WHAT THIS TASK INVOLVES – Print, exactly and completely, every entry in the data.

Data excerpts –
———

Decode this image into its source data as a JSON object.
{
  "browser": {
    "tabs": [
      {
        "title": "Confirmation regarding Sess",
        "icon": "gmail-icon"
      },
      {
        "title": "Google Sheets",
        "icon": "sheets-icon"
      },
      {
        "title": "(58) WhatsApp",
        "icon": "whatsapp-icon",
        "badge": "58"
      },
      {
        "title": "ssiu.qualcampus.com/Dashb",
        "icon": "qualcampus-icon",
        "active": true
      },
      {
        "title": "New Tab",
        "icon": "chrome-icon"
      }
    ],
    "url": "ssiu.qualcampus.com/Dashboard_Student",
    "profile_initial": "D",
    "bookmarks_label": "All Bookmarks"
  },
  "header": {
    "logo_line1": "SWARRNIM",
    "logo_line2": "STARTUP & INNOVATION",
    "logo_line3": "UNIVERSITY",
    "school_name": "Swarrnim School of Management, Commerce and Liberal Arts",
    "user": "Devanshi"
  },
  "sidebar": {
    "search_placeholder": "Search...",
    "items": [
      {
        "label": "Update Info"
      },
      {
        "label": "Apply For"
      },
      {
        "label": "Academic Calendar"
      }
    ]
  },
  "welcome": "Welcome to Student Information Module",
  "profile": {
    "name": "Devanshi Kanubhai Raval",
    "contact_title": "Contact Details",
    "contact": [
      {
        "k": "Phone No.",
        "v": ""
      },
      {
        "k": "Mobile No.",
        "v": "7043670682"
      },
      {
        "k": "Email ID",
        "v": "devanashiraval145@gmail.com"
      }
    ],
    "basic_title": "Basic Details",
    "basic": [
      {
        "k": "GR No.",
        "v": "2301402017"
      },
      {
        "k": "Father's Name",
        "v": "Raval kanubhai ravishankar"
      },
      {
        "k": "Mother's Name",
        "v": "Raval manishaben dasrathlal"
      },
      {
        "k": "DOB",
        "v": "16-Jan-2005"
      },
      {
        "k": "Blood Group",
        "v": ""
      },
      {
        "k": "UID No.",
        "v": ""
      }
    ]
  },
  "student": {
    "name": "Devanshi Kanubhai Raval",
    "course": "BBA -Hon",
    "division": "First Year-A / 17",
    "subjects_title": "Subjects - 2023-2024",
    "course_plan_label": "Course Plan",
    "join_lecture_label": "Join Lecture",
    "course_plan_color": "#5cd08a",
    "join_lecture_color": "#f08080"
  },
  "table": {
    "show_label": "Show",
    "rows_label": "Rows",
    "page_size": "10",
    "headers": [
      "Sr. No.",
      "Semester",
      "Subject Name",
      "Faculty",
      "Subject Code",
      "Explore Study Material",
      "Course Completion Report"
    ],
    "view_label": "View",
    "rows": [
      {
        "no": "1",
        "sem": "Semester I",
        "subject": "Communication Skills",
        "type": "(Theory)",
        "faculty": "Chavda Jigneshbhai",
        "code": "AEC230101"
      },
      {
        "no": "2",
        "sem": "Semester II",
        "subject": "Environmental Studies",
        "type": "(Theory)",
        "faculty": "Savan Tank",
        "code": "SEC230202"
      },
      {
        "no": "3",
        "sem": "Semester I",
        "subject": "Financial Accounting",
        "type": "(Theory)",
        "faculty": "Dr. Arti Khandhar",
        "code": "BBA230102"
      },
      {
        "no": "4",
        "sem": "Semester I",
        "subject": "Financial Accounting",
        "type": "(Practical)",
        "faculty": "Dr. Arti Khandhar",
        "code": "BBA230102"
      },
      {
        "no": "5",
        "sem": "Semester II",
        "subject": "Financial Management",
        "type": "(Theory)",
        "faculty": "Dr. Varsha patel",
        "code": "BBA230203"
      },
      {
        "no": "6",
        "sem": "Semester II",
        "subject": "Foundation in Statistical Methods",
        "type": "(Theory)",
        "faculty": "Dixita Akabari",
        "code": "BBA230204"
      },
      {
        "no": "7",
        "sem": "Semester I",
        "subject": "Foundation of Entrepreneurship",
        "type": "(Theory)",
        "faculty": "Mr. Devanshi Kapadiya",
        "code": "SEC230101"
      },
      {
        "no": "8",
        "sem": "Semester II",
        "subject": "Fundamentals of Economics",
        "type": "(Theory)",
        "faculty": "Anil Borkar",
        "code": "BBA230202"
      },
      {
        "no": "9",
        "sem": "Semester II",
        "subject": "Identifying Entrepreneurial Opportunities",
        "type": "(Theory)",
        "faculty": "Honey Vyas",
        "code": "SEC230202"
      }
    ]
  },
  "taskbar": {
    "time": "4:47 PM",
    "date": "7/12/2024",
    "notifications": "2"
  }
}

———

ANSWER –
Decode this image into its source data as a JSON object.
{
  "browser": {
    "tabs": [
      {
        "title": "Confirmation regarding Sess",
        "icon": "gmail-icon"
      },
      {
        "title": "Google Sheets",
        "icon": "sheets-icon"
      },
      {
        "title": "(58) WhatsApp",
        "icon": "whatsapp-icon",
        "badge": "58"
      },
      {
        "title": "ssiu.qualcampus.com/Dashb",
        "icon": "qualcampus-icon",
        "active": true
      },
      {
        "title": "New Tab",
        "icon": "chrome-icon"
      }
    ],
    "url": "ssiu.qualcampus.com/Dashboard_Student",
    "profile_initial": "D",
    "bookmarks_label": "All Bookmarks"
  },
  "header": {
    "logo_line1": "SWARRNIM",
    "logo_line2": "STARTUP & INNOVATION",
    "logo_line3": "UNIVERSITY",
    "school_name": "Swarrnim School of Management, Commerce and Liberal Arts",
    "user": "Devanshi"
  },
  "sidebar": {
    "search_placeholder": "Search...",
    "items": [
      {
        "label": "Update Info"
      },
      {
        "label": "Apply For"
      },
      {
        "label": "Academic Calendar"
      }
    ]
  },
  "welcome": "Welcome to Student Information Module",
  "profile": {
    "name": "Devanshi Kanubhai Raval",
    "contact_title": "Contact Details",
    "contact": [
      {
        "k": "Phone No.",
        "v": ""
      },
      {
        "k": "Mobile No.",
        "v": "7043670682"
      },
      {
        "k": "Email ID",
        "v": "devanashiraval145@gmail.com"
      }
    ],
    "basic_title": "Basic Details",
    "basic": [
      {
        "k": "GR No.",
        "v": "2301402017"
      },
      {
        "k": "Father's Name",
        "v": "Raval kanubhai ravishankar"
      },
      {
        "k": "Mother's Name",
        "v": "Raval manishaben dasrathlal"
      },
      {
        "k": "DOB",
        "v": "16-Jan-2005"
      },
      {
        "k": "Blood Group",
        "v": ""
      },
      {
        "k": "UID No.",
        "v": ""
      }
    ]
  },
  "student": {
    "name": "Devanshi Kanubhai Raval",
    "course": "BBA -Hon",
    "division": "First Year-A / 17",
    "subjects_title": "Subjects - 2023-2024",
    "course_plan_label": "Course Plan",
    "join_lecture_label": "Join Lecture",
    "course_plan_color": "#5cd08a",
    "join_lecture_color": "#f08080"
  },
  "table": {
    "show_label": "Show",
    "rows_label": "Rows",
    "page_size": "10",
    "headers": [
      "Sr. No.",
      "Semester",
      "Subject Name",
      "Faculty",
      "Subject Code",
      "Explore Study Material",
      "Course Completion Report"
    ],
    "view_label": "View",
    "rows": [
      {
        "no": "1",
        "sem": "Semester I",
        "subject": "Communication Skills",
        "type": "(Theory)",
        "faculty": "Chavda Jigneshbhai",
        "code": "AEC230101"
      },
      {
        "no": "2",
        "sem": "Semester II",
        "subject": "Environmental Studies",
        "type": "(Theory)",
        "faculty": "Savan Tank",
        "code": "SEC230202"
      },
      {
        "no": "3",
        "sem": "Semester I",
        "subject": "Financial Accounting",
        "type": "(Theory)",
        "faculty": "Dr. Arti Khandhar",
        "code": "BBA230102"
      },
      {
        "no": "4",
        "sem": "Semester I",
        "subject": "Financial Accounting",
        "type": "(Practical)",
        "faculty": "Dr. Arti Khandhar",
        "code": "BBA230102"
      },
      {
        "no": "5",
        "sem": "Semester II",
        "subject": "Financial Management",
        "type": "(Theory)",
        "faculty": "Dr. Varsha patel",
        "code": "BBA230203"
      },
      {
        "no": "6",
        "sem": "Semester II",
        "subject": "Foundation in Statistical Methods",
        "type": "(Theory)",
        "faculty": "Dixita Akabari",
        "code": "BBA230204"
      },
      {
        "no": "7",
        "sem": "Semester I",
        "subject": "Foundation of Entrepreneurship",
        "type": "(Theory)",
        "faculty": "Mr. Devanshi Kapadiya",
        "code": "SEC230101"
      },
      {
        "no": "8",
        "sem": "Semester II",
        "subject": "Fundamentals of Economics",
        "type": "(Theory)",
        "faculty": "Anil Borkar",
        "code": "BBA230202"
      },
      {
        "no": "9",
        "sem": "Semester II",
        "subject": "Identifying Entrepreneurial Opportunities",
        "type": "(Theory)",
        "faculty": "Honey Vyas",
        "code": "SEC230202"
      }
    ]
  },
  "taskbar": {
    "time": "4:47 PM",
    "date": "7/12/2024",
    "notifications": "2"
  }
}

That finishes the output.